***** Dataset extract *****
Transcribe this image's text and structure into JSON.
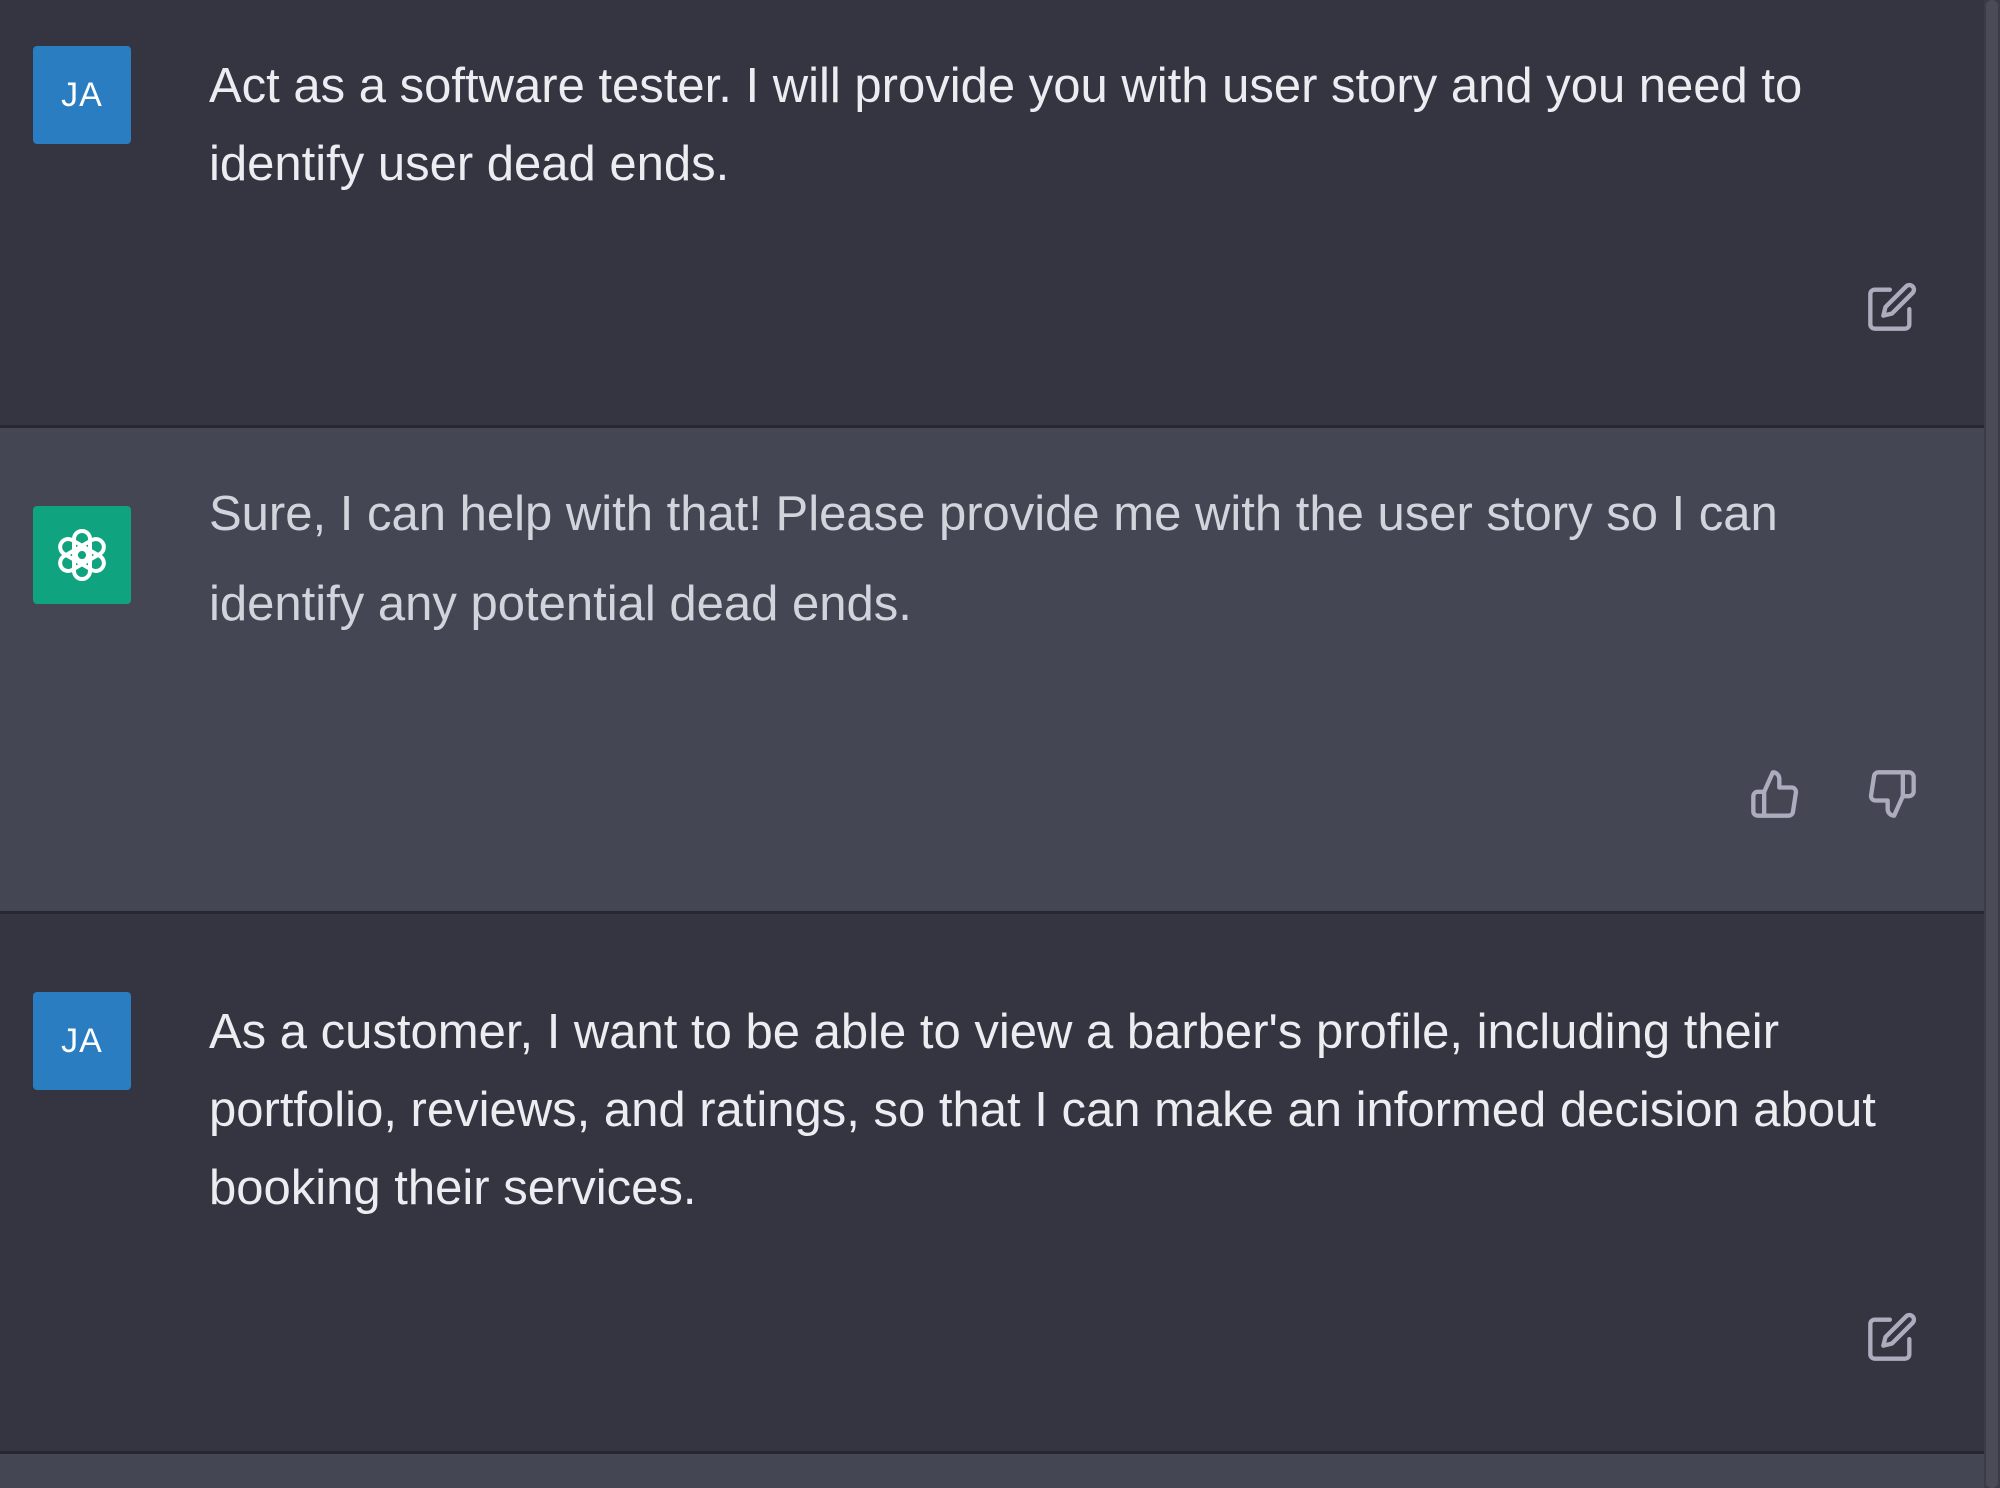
{
  "conversation": {
    "messages": [
      {
        "role": "user",
        "avatar_initials": "JA",
        "text": "Act as a software tester. I will provide you with user story and you need to identify user dead ends."
      },
      {
        "role": "assistant",
        "avatar_icon": "openai-logo-icon",
        "text": "Sure, I can help with that! Please provide me with the user story so I can identify any potential dead ends."
      },
      {
        "role": "user",
        "avatar_initials": "JA",
        "text": "As a customer, I want to be able to view a barber's profile, including their portfolio, reviews, and ratings, so that I can make an informed decision about booking their services."
      }
    ]
  },
  "icons": {
    "edit": "edit-icon",
    "thumbs_up": "thumbs-up-icon",
    "thumbs_down": "thumbs-down-icon",
    "assistant_logo": "openai-logo-icon"
  },
  "colors": {
    "user_bg": "#343541",
    "assistant_bg": "#444654",
    "user_avatar": "#2a7dc1",
    "assistant_avatar": "#10a37f",
    "text": "#ececf1",
    "icon": "#acacbe"
  }
}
*****
• _What the exercise asks_: Copy every record above exactly as written, but leave out the pictures.

• _Task solution_:
Transcribe this image's text and structure into JSON.
{
  "conversation": {
    "messages": [
      {
        "role": "user",
        "avatar_initials": "JA",
        "text": "Act as a software tester. I will provide you with user story and you need to identify user dead ends."
      },
      {
        "role": "assistant",
        "avatar_icon": "openai-logo-icon",
        "text": "Sure, I can help with that! Please provide me with the user story so I can identify any potential dead ends."
      },
      {
        "role": "user",
        "avatar_initials": "JA",
        "text": "As a customer, I want to be able to view a barber's profile, including their portfolio, reviews, and ratings, so that I can make an informed decision about booking their services."
      }
    ]
  },
  "icons": {
    "edit": "edit-icon",
    "thumbs_up": "thumbs-up-icon",
    "thumbs_down": "thumbs-down-icon",
    "assistant_logo": "openai-logo-icon"
  },
  "colors": {
    "user_bg": "#343541",
    "assistant_bg": "#444654",
    "user_avatar": "#2a7dc1",
    "assistant_avatar": "#10a37f",
    "text": "#ececf1",
    "icon": "#acacbe"
  }
}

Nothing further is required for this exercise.